** start THE INPUT **
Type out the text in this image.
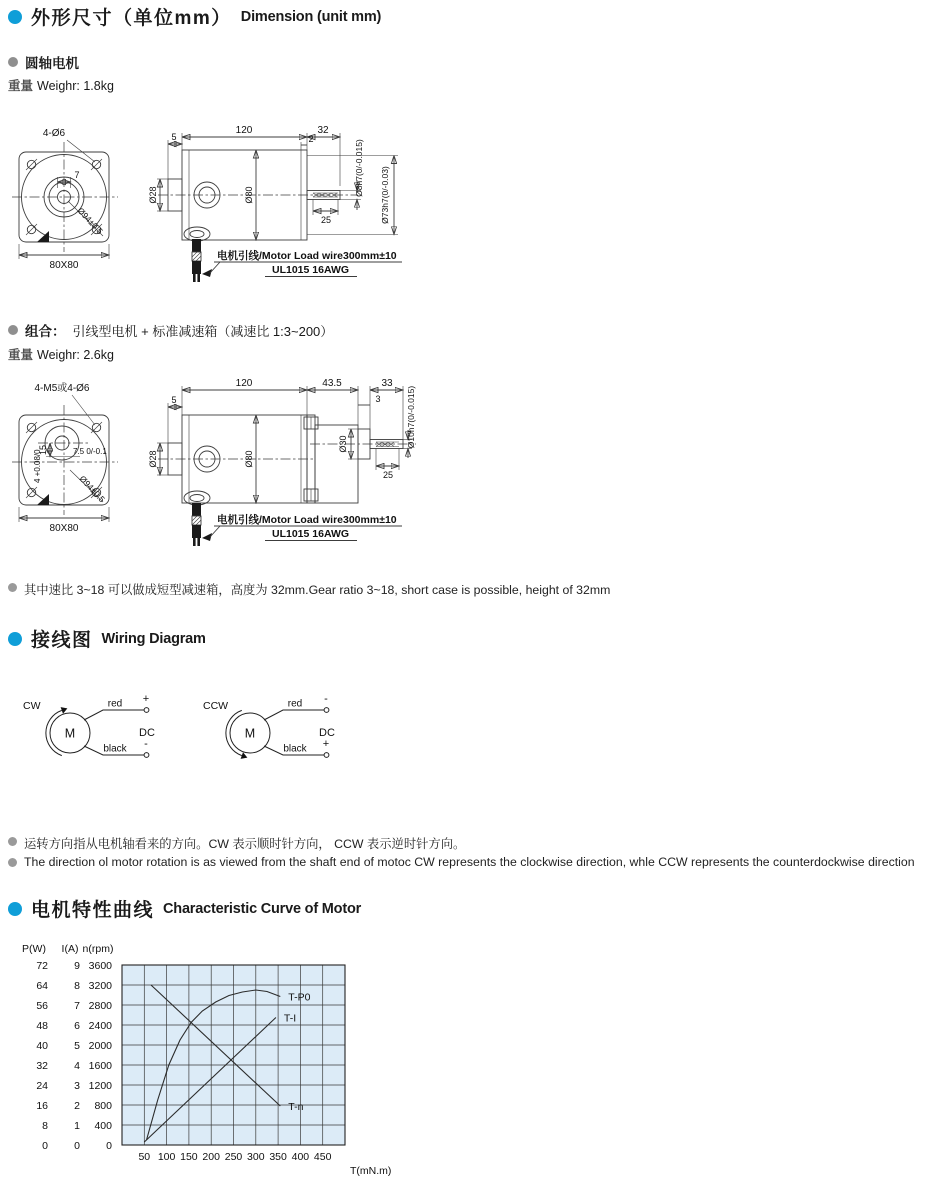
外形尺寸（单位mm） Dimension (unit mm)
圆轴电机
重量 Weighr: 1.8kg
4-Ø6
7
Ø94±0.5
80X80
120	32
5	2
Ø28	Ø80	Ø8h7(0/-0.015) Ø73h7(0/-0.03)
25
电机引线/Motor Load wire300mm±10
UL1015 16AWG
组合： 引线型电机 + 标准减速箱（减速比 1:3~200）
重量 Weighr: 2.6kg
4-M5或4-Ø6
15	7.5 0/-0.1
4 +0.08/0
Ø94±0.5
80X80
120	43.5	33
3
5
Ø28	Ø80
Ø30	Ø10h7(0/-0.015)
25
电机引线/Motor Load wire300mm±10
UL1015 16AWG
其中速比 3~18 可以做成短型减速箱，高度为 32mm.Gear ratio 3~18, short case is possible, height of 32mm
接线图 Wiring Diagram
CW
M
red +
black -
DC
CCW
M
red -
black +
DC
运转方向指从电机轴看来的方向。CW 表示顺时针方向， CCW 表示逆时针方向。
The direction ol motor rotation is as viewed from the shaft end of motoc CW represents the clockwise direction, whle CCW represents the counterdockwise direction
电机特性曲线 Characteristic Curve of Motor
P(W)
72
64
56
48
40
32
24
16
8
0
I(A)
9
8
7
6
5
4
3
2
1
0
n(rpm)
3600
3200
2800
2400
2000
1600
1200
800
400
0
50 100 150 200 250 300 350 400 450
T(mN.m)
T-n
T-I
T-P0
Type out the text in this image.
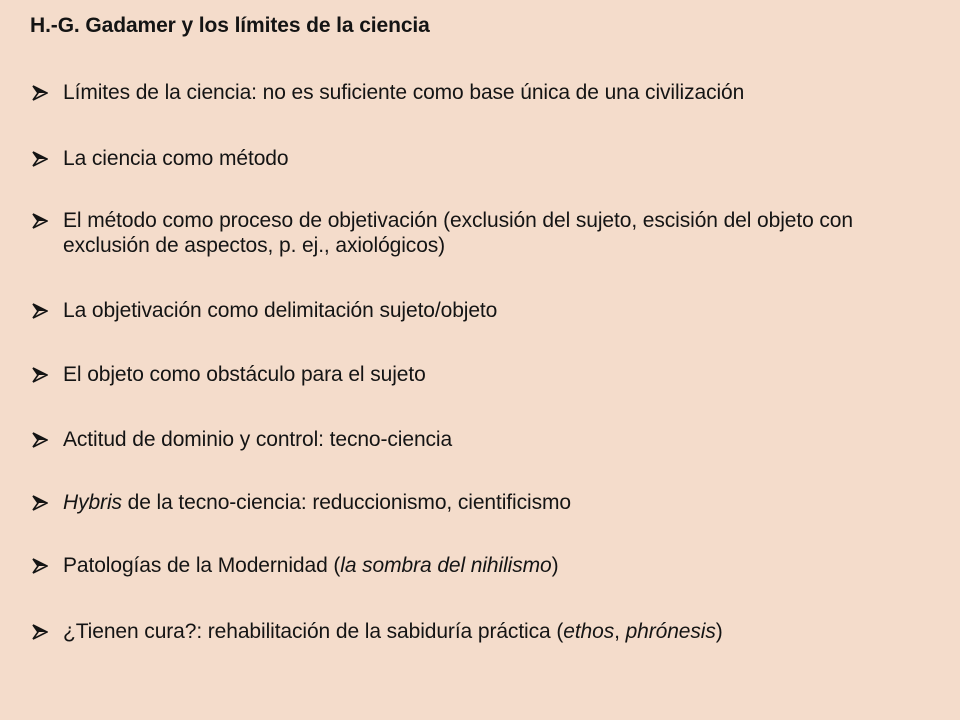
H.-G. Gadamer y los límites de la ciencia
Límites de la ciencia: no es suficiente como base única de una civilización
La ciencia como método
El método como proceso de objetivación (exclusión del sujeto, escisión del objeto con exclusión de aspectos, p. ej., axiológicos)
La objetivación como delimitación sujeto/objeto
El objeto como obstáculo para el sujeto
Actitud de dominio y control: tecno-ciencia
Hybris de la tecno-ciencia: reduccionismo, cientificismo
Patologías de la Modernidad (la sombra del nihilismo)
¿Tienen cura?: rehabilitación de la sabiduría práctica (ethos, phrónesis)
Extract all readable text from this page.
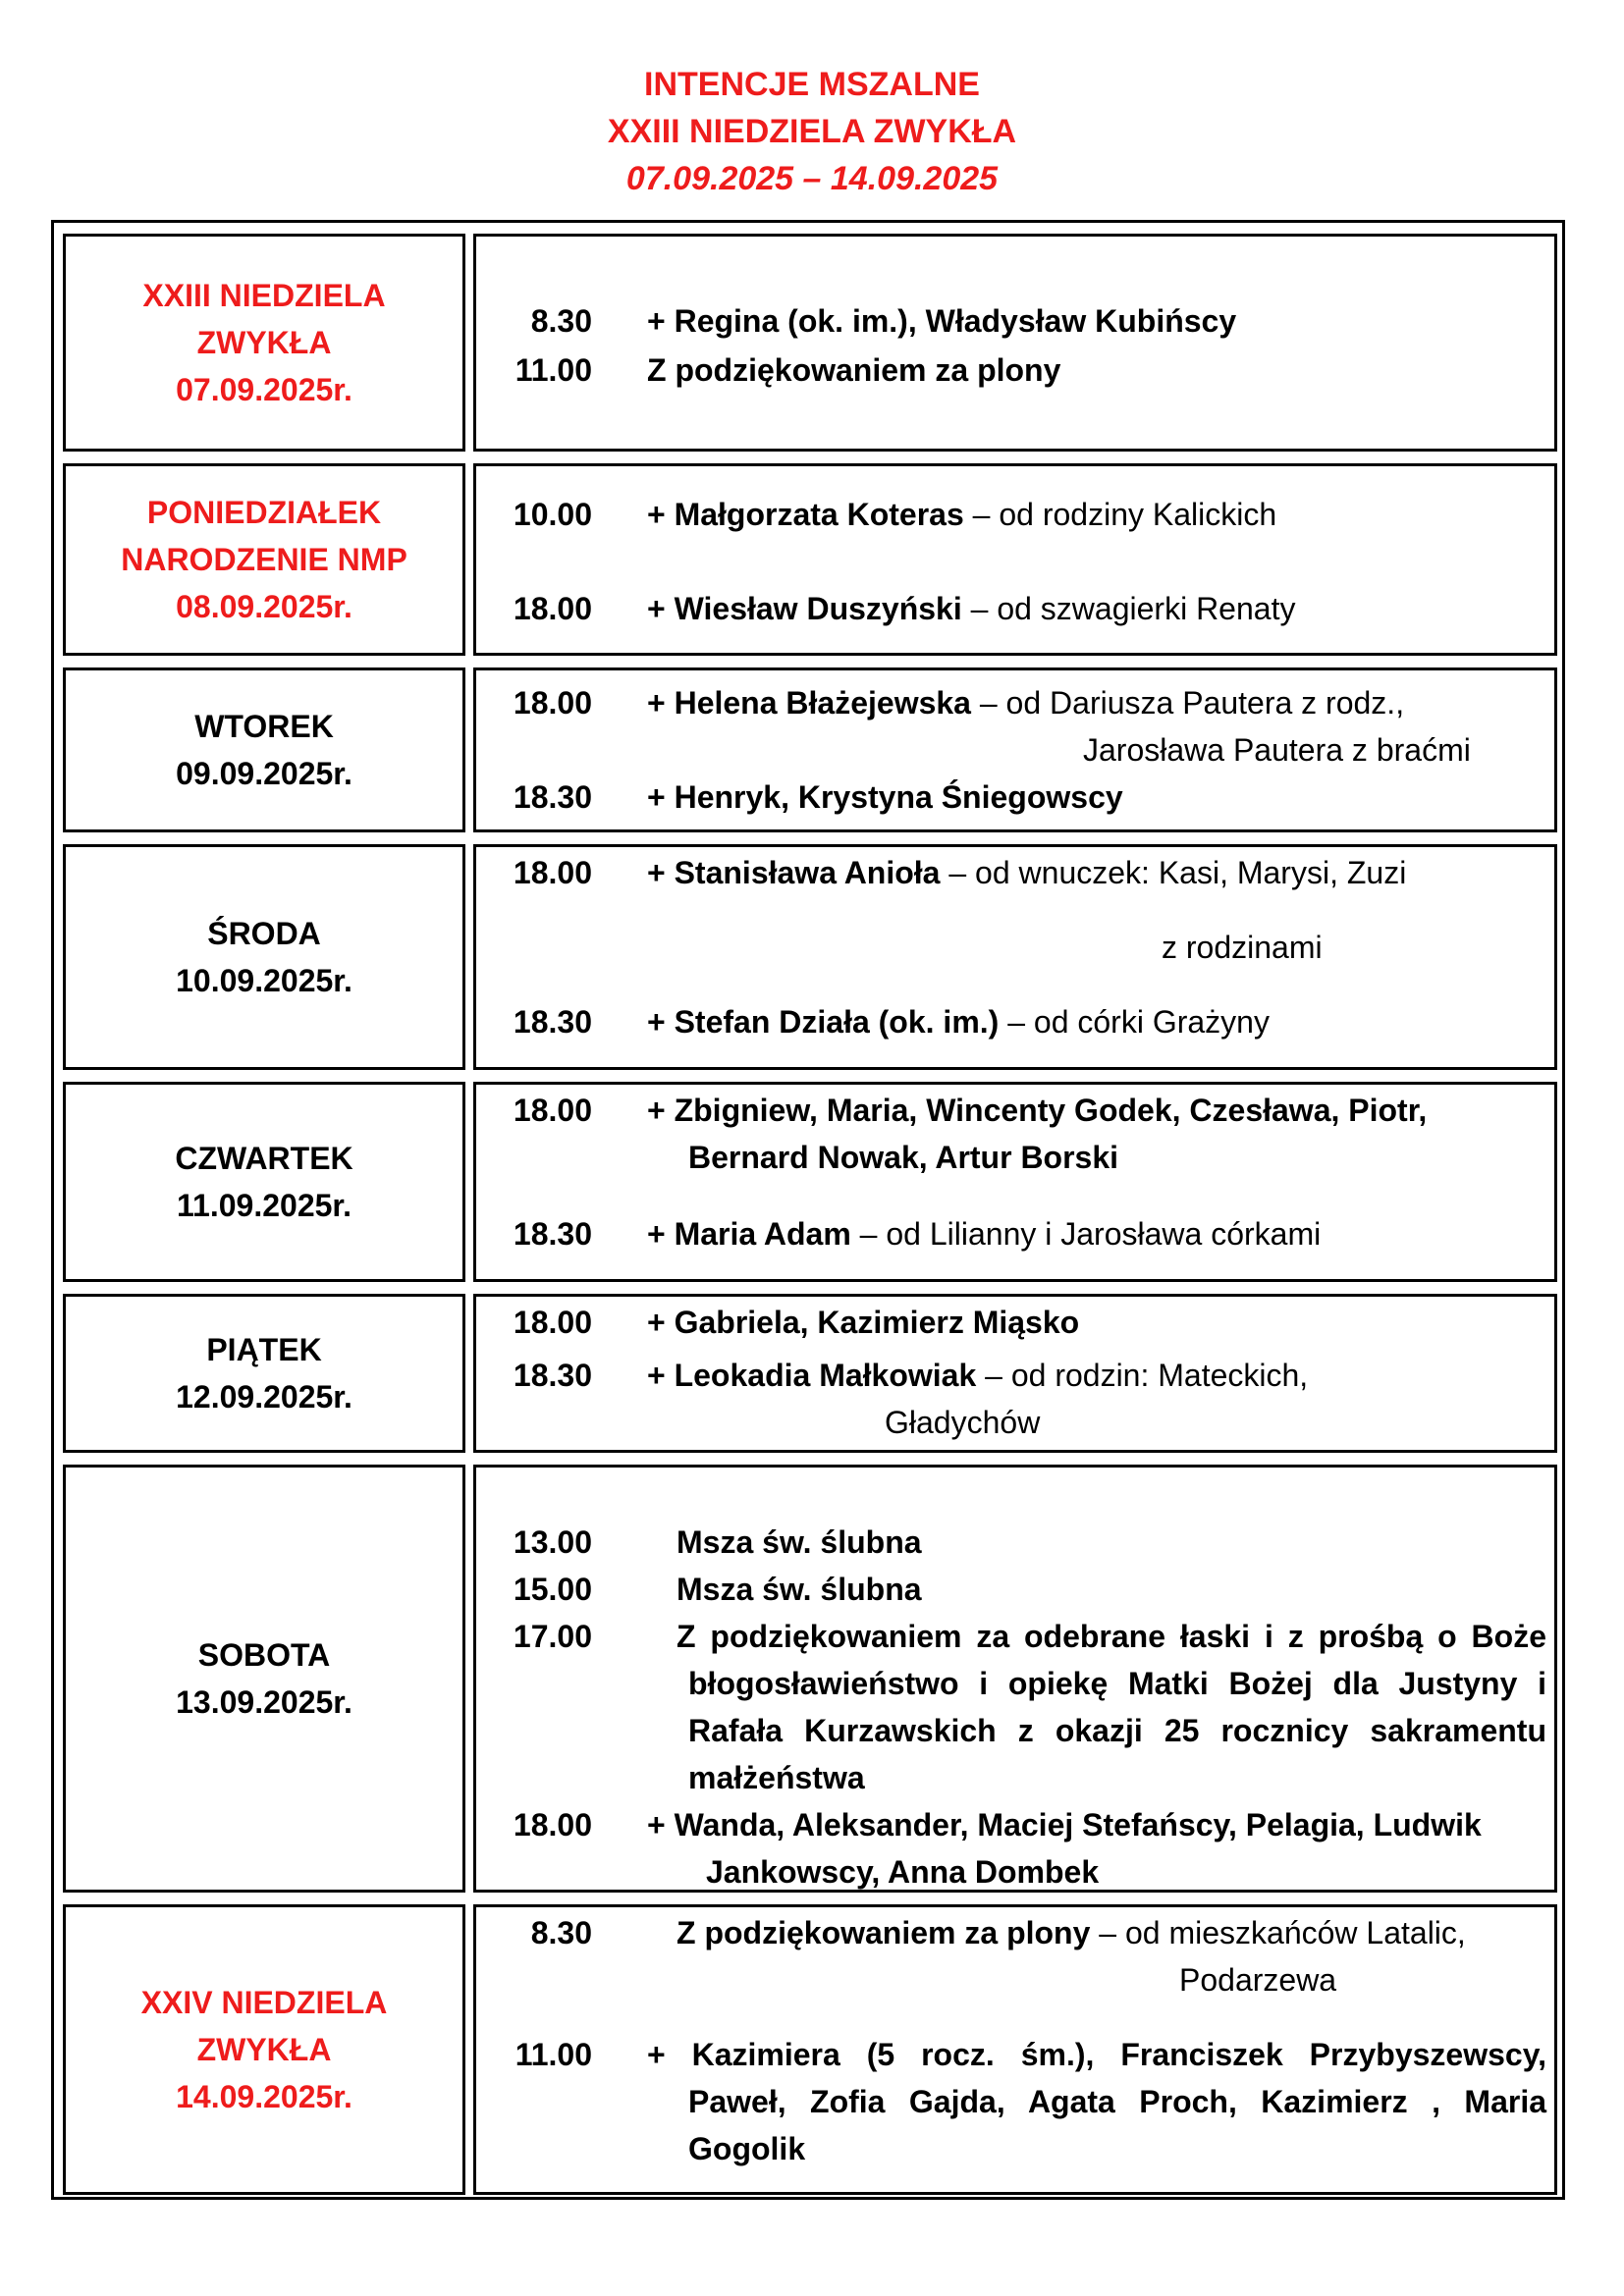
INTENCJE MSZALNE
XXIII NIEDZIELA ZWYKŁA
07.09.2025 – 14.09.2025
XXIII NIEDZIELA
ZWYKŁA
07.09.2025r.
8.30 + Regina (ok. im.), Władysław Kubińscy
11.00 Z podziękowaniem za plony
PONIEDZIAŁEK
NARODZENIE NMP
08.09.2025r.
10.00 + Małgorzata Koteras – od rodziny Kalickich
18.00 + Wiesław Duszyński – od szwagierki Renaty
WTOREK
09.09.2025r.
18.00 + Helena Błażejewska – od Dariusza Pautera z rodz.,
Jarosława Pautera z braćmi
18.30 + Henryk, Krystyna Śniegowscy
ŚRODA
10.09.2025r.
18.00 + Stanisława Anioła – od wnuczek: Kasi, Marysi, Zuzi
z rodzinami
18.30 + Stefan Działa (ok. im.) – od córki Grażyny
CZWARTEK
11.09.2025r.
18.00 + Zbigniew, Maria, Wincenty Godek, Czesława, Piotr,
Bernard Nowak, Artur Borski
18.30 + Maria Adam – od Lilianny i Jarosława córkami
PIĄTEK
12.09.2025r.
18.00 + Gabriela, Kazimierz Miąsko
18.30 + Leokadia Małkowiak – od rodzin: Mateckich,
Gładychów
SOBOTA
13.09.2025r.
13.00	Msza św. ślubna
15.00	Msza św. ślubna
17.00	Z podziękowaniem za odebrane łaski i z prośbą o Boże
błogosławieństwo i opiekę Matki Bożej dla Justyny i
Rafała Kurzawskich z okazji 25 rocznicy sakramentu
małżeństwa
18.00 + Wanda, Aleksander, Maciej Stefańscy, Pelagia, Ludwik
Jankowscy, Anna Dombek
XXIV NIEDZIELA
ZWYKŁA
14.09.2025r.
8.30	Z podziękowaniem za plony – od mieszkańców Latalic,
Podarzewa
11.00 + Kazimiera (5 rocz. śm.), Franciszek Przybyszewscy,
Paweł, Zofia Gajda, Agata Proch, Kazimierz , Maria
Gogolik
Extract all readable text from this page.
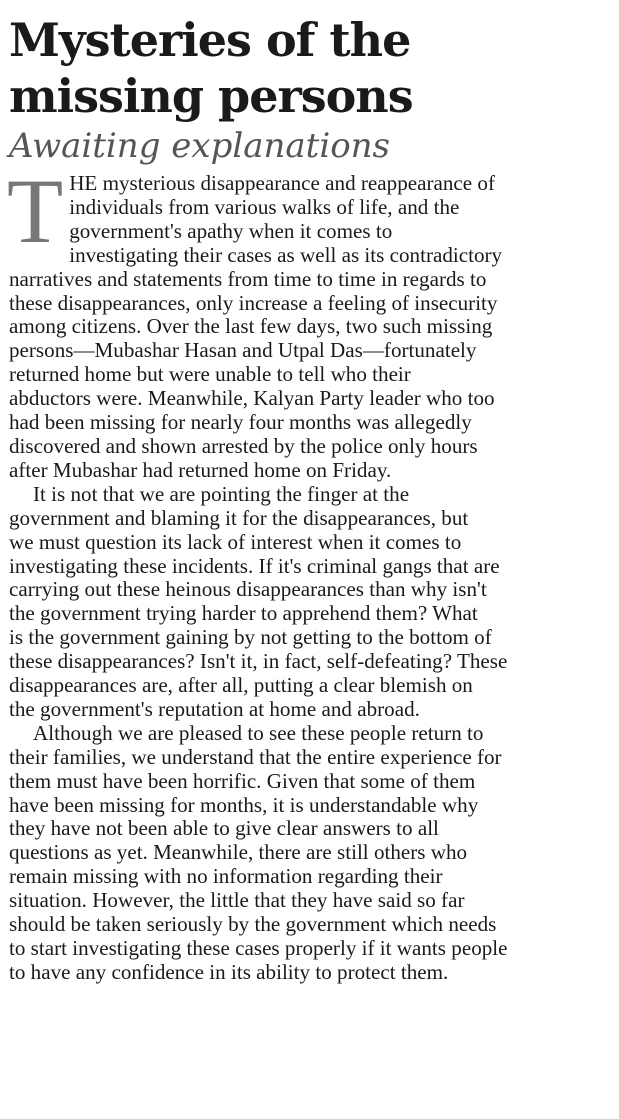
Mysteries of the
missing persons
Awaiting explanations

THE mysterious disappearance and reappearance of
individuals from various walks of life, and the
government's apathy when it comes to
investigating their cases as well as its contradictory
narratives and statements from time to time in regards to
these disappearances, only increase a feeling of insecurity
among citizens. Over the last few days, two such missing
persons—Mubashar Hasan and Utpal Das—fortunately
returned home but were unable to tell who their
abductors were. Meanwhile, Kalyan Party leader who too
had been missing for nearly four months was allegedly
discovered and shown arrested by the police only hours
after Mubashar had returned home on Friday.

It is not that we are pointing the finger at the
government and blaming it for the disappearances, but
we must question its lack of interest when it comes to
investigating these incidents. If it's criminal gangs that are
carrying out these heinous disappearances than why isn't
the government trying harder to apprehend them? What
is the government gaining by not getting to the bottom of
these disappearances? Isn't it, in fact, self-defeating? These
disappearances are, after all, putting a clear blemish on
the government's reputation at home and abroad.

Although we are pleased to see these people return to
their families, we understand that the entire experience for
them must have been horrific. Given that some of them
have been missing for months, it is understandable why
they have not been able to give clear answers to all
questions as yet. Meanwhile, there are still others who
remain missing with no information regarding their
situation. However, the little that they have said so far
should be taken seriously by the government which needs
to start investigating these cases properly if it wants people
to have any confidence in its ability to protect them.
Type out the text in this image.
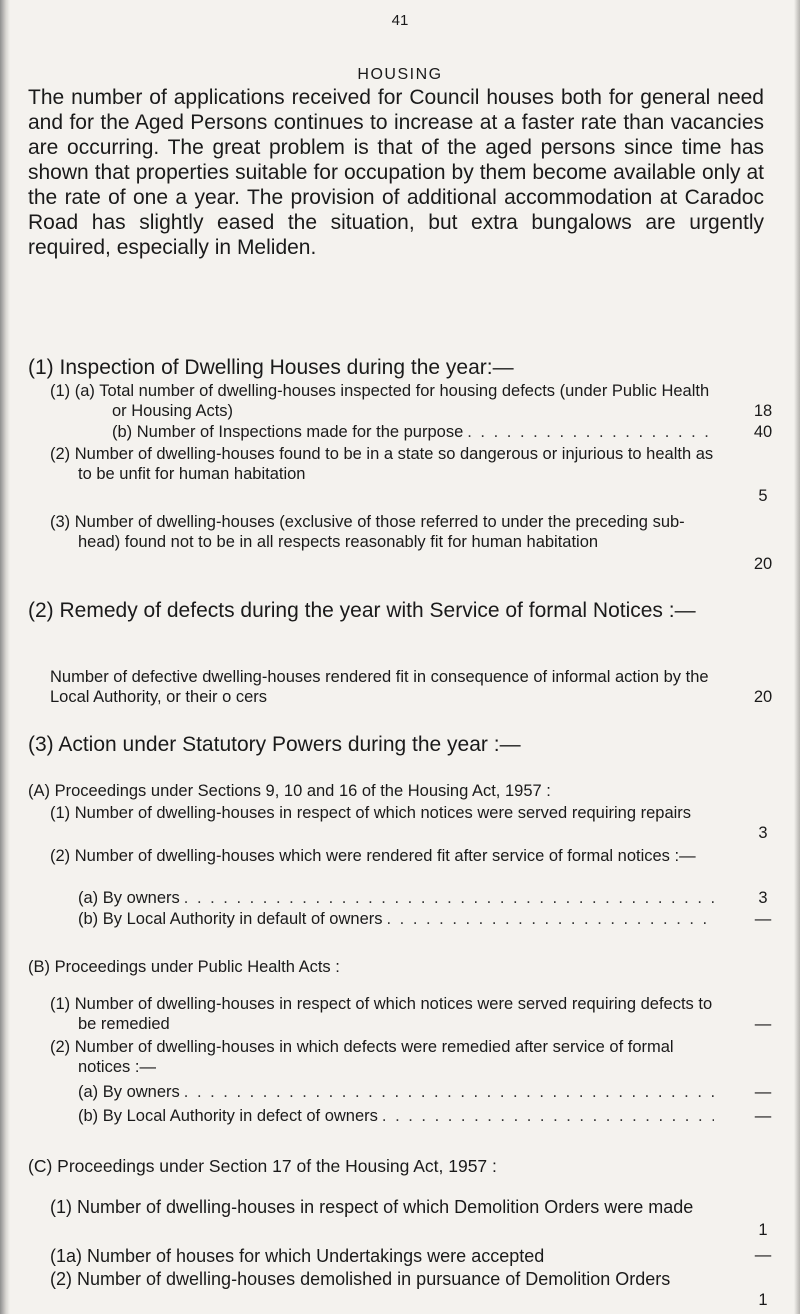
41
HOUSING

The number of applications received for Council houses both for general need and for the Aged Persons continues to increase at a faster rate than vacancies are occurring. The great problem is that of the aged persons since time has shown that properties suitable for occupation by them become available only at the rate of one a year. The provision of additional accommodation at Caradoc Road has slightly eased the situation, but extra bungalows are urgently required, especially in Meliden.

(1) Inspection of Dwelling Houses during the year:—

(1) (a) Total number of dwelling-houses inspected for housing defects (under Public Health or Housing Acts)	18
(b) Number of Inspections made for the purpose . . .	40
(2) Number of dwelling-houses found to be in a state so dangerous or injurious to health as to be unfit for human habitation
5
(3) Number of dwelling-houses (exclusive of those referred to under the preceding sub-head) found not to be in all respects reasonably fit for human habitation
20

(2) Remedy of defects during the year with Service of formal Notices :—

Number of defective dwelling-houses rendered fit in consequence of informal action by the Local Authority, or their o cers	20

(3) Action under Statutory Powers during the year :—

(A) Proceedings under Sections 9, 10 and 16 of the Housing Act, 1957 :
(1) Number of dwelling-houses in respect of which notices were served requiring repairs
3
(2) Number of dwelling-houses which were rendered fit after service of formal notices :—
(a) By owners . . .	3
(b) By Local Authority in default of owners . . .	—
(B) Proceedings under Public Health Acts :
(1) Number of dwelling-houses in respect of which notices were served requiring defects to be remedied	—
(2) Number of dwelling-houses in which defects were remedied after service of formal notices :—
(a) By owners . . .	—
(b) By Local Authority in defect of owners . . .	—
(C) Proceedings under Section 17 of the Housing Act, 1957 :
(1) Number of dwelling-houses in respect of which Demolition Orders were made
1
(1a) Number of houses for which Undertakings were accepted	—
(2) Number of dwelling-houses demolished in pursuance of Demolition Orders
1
** end THE INPUT **
From the entries above, select each line containing the string "when".

- **EXERCISE RESPONSE**:
government's apathy when it comes to
we must question its lack of interest when it comes to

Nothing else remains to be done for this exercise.